_Task objective_.
For this exercise, repeat all of the material verbatim apart from its images.

··········

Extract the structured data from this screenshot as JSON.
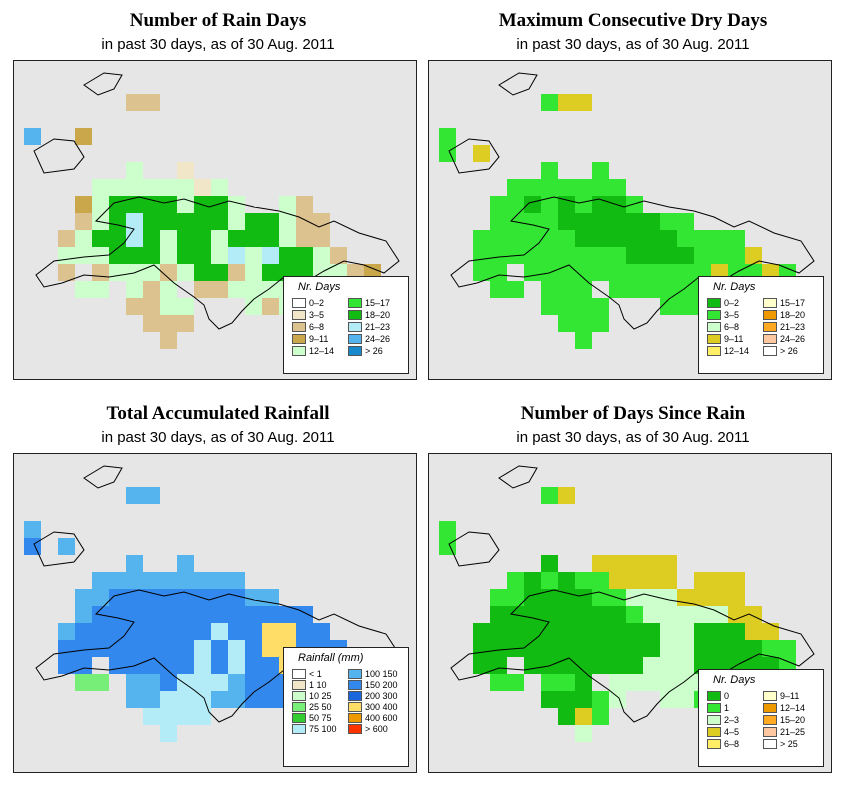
{
  "panels": [
    {
      "id": "rain_days",
      "title": "Number of Rain Days",
      "subtitle": "in past 30 days, as of  30 Aug. 2011",
      "legend": {
        "title": "Nr. Days",
        "items": [
          {
            "label": "0–2",
            "color": "#ffffff"
          },
          {
            "label": "3–5",
            "color": "#f2e6c8"
          },
          {
            "label": "6–8",
            "color": "#dcc28e"
          },
          {
            "label": "9–11",
            "color": "#c9a74a"
          },
          {
            "label": "12–14",
            "color": "#ccffcc"
          },
          {
            "label": "15–17",
            "color": "#33e633"
          },
          {
            "label": "18–20",
            "color": "#11bb11"
          },
          {
            "label": "21–23",
            "color": "#b3ecf7"
          },
          {
            "label": "24–26",
            "color": "#55b3ee"
          },
          {
            "label": "> 26",
            "color": "#1a88cc"
          }
        ]
      },
      "grid": [
        "...........",
        "......dd....",
        "..........",
        "x..m......",
        "......................",
        "......g..e.......",
        "....ggggggeg.......",
        "...mgGGGGgGGg..gd...",
        "...pgGlGGGGGgGGgpd..",
        "..pgGGlGgGGgGGGgpp",
        "..gggGGGgGGglglGGgp..",
        "..p.pgggpgGGpgGGGggpm",
        "...gg.gpg.ppgggg.g..",
        "......ppgg...gpg.g..",
        ".......ppp...........",
        "........p............"
      ]
    },
    {
      "id": "dry_days",
      "title": "Maximum Consecutive Dry Days",
      "subtitle": "in past 30 days, as of  30 Aug. 2011",
      "legend": {
        "title": "Nr. Days",
        "items": [
          {
            "label": "0–2",
            "color": "#11bb11"
          },
          {
            "label": "3–5",
            "color": "#33e633"
          },
          {
            "label": "6–8",
            "color": "#ccffcc"
          },
          {
            "label": "9–11",
            "color": "#ddcc22"
          },
          {
            "label": "12–14",
            "color": "#ffee66"
          },
          {
            "label": "15–17",
            "color": "#ffffcc"
          },
          {
            "label": "18–20",
            "color": "#ee9900"
          },
          {
            "label": "21–23",
            "color": "#ffaa22"
          },
          {
            "label": "24–26",
            "color": "#ffc8a0"
          },
          {
            "label": "> 26",
            "color": "#ffffff"
          }
        ]
      },
      "grid": [
        "...........",
        "......gyy...",
        "..........",
        "g.........",
        "g.y...................",
        "......g..g.......",
        "....ggggggg........",
        "...ggGgGgGGg........",
        "...ggggGGGGGGgg.....",
        "..ggggggGGGGGGgggg",
        "..gggggggggGGGGgggy..",
        "..gg.gggggggggggyggyg",
        "...gg.ggg.ggggggg.g.",
        "......gggg...ggg.gy.",
        ".......ggg...........",
        "........g............"
      ]
    },
    {
      "id": "rainfall",
      "title": "Total Accumulated Rainfall",
      "subtitle": "in past 30 days, as of  30 Aug. 2011",
      "legend": {
        "title": "Rainfall (mm)",
        "items": [
          {
            "label": "< 1",
            "color": "#ffffff"
          },
          {
            "label": "1  10",
            "color": "#f2e6c8"
          },
          {
            "label": "10  25",
            "color": "#ccffcc"
          },
          {
            "label": "25  50",
            "color": "#77ee77"
          },
          {
            "label": "50  75",
            "color": "#33cc33"
          },
          {
            "label": "75  100",
            "color": "#b3ecf7"
          },
          {
            "label": "100  150",
            "color": "#55b3ee"
          },
          {
            "label": "150  200",
            "color": "#3388ee"
          },
          {
            "label": "200  300",
            "color": "#1a66dd"
          },
          {
            "label": "300  400",
            "color": "#ffdd66"
          },
          {
            "label": "400  600",
            "color": "#ee9900"
          },
          {
            "label": "> 600",
            "color": "#ff3300"
          }
        ]
      },
      "grid": [
        "...........",
        "......bb....",
        "..........",
        "b.........",
        "B.b...................",
        "......b..b.......",
        "....bbbbbbbbb.......",
        "...bbBBBBBBBBbb.....",
        "...bBBBBBBBBBBBBB...",
        "..bBBBBBBBBlBByyBB.",
        "..BBBBBBBBlBlByyBBB..",
        "..BB.BBBBBlBlBByyyBBy",
        "...gg.bbBlllbBBBBBBy",
        "......bblllbbBBB.B..",
        ".......llll..........",
        "........l............"
      ]
    },
    {
      "id": "days_since_rain",
      "title": "Number of Days Since Rain",
      "subtitle": "in past 30 days, as of  30 Aug. 2011",
      "legend": {
        "title": "Nr. Days",
        "items": [
          {
            "label": "0",
            "color": "#11bb11"
          },
          {
            "label": "1",
            "color": "#33e633"
          },
          {
            "label": "2–3",
            "color": "#ccffcc"
          },
          {
            "label": "4–5",
            "color": "#ddcc22"
          },
          {
            "label": "6–8",
            "color": "#ffee66"
          },
          {
            "label": "9–11",
            "color": "#ffffcc"
          },
          {
            "label": "12–14",
            "color": "#ee9900"
          },
          {
            "label": "15–20",
            "color": "#ffaa22"
          },
          {
            "label": "21–25",
            "color": "#ffc8a0"
          },
          {
            "label": "> 25",
            "color": "#ffffff"
          }
        ]
      },
      "grid": [
        "...........",
        "......gy....",
        "..........",
        "g.........",
        "g.........",
        "......G..yyyyy.....",
        "....gGgGggyyyy.yyy..",
        "...ggGGGGgglllyyyy...",
        "...GGGGGGGGglllllyy.",
        "..GGGGGGGGGGGllGGGyy",
        "..GGGGGGGGGGGllGGGGgg",
        "..GG.GGGGGGGlllGGGGGg",
        "...gg.ggG.lllllllgg.",
        "......GGGgl..llg.g..",
        ".......Gyg...........",
        "........l............"
      ]
    }
  ]
}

··········

_Response to the task_.
Extract the structured data from this screenshot as JSON.
{
  "panels": [
    {
      "id": "rain_days",
      "title": "Number of Rain Days",
      "subtitle": "in past 30 days, as of  30 Aug. 2011",
      "legend": {
        "title": "Nr. Days",
        "items": [
          {
            "label": "0–2",
            "color": "#ffffff"
          },
          {
            "label": "3–5",
            "color": "#f2e6c8"
          },
          {
            "label": "6–8",
            "color": "#dcc28e"
          },
          {
            "label": "9–11",
            "color": "#c9a74a"
          },
          {
            "label": "12–14",
            "color": "#ccffcc"
          },
          {
            "label": "15–17",
            "color": "#33e633"
          },
          {
            "label": "18–20",
            "color": "#11bb11"
          },
          {
            "label": "21–23",
            "color": "#b3ecf7"
          },
          {
            "label": "24–26",
            "color": "#55b3ee"
          },
          {
            "label": "> 26",
            "color": "#1a88cc"
          }
        ]
      },
      "grid": [
        "...........",
        "......dd....",
        "..........",
        "x..m......",
        "......................",
        "......g..e.......",
        "....ggggggeg.......",
        "...mgGGGGgGGg..gd...",
        "...pgGlGGGGGgGGgpd..",
        "..pgGGlGgGGgGGGgpp",
        "..gggGGGgGGglglGGgp..",
        "..p.pgggpgGGpgGGGggpm",
        "...gg.gpg.ppgggg.g..",
        "......ppgg...gpg.g..",
        ".......ppp...........",
        "........p............"
      ]
    },
    {
      "id": "dry_days",
      "title": "Maximum Consecutive Dry Days",
      "subtitle": "in past 30 days, as of  30 Aug. 2011",
      "legend": {
        "title": "Nr. Days",
        "items": [
          {
            "label": "0–2",
            "color": "#11bb11"
          },
          {
            "label": "3–5",
            "color": "#33e633"
          },
          {
            "label": "6–8",
            "color": "#ccffcc"
          },
          {
            "label": "9–11",
            "color": "#ddcc22"
          },
          {
            "label": "12–14",
            "color": "#ffee66"
          },
          {
            "label": "15–17",
            "color": "#ffffcc"
          },
          {
            "label": "18–20",
            "color": "#ee9900"
          },
          {
            "label": "21–23",
            "color": "#ffaa22"
          },
          {
            "label": "24–26",
            "color": "#ffc8a0"
          },
          {
            "label": "> 26",
            "color": "#ffffff"
          }
        ]
      },
      "grid": [
        "...........",
        "......gyy...",
        "..........",
        "g.........",
        "g.y...................",
        "......g..g.......",
        "....ggggggg........",
        "...ggGgGgGGg........",
        "...ggggGGGGGGgg.....",
        "..ggggggGGGGGGgggg",
        "..gggggggggGGGGgggy..",
        "..gg.gggggggggggyggyg",
        "...gg.ggg.ggggggg.g.",
        "......gggg...ggg.gy.",
        ".......ggg...........",
        "........g............"
      ]
    },
    {
      "id": "rainfall",
      "title": "Total Accumulated Rainfall",
      "subtitle": "in past 30 days, as of  30 Aug. 2011",
      "legend": {
        "title": "Rainfall (mm)",
        "items": [
          {
            "label": "< 1",
            "color": "#ffffff"
          },
          {
            "label": "1  10",
            "color": "#f2e6c8"
          },
          {
            "label": "10  25",
            "color": "#ccffcc"
          },
          {
            "label": "25  50",
            "color": "#77ee77"
          },
          {
            "label": "50  75",
            "color": "#33cc33"
          },
          {
            "label": "75  100",
            "color": "#b3ecf7"
          },
          {
            "label": "100  150",
            "color": "#55b3ee"
          },
          {
            "label": "150  200",
            "color": "#3388ee"
          },
          {
            "label": "200  300",
            "color": "#1a66dd"
          },
          {
            "label": "300  400",
            "color": "#ffdd66"
          },
          {
            "label": "400  600",
            "color": "#ee9900"
          },
          {
            "label": "> 600",
            "color": "#ff3300"
          }
        ]
      },
      "grid": [
        "...........",
        "......bb....",
        "..........",
        "b.........",
        "B.b...................",
        "......b..b.......",
        "....bbbbbbbbb.......",
        "...bbBBBBBBBBbb.....",
        "...bBBBBBBBBBBBBB...",
        "..bBBBBBBBBlBByyBB.",
        "..BBBBBBBBlBlByyBBB..",
        "..BB.BBBBBlBlBByyyBBy",
        "...gg.bbBlllbBBBBBBy",
        "......bblllbbBBB.B..",
        ".......llll..........",
        "........l............"
      ]
    },
    {
      "id": "days_since_rain",
      "title": "Number of Days Since Rain",
      "subtitle": "in past 30 days, as of  30 Aug. 2011",
      "legend": {
        "title": "Nr. Days",
        "items": [
          {
            "label": "0",
            "color": "#11bb11"
          },
          {
            "label": "1",
            "color": "#33e633"
          },
          {
            "label": "2–3",
            "color": "#ccffcc"
          },
          {
            "label": "4–5",
            "color": "#ddcc22"
          },
          {
            "label": "6–8",
            "color": "#ffee66"
          },
          {
            "label": "9–11",
            "color": "#ffffcc"
          },
          {
            "label": "12–14",
            "color": "#ee9900"
          },
          {
            "label": "15–20",
            "color": "#ffaa22"
          },
          {
            "label": "21–25",
            "color": "#ffc8a0"
          },
          {
            "label": "> 25",
            "color": "#ffffff"
          }
        ]
      },
      "grid": [
        "...........",
        "......gy....",
        "..........",
        "g.........",
        "g.........",
        "......G..yyyyy.....",
        "....gGgGggyyyy.yyy..",
        "...ggGGGGgglllyyyy...",
        "...GGGGGGGGglllllyy.",
        "..GGGGGGGGGGGllGGGyy",
        "..GGGGGGGGGGGllGGGGgg",
        "..GG.GGGGGGGlllGGGGGg",
        "...gg.ggG.lllllllgg.",
        "......GGGgl..llg.g..",
        ".......Gyg...........",
        "........l............"
      ]
    }
  ]
}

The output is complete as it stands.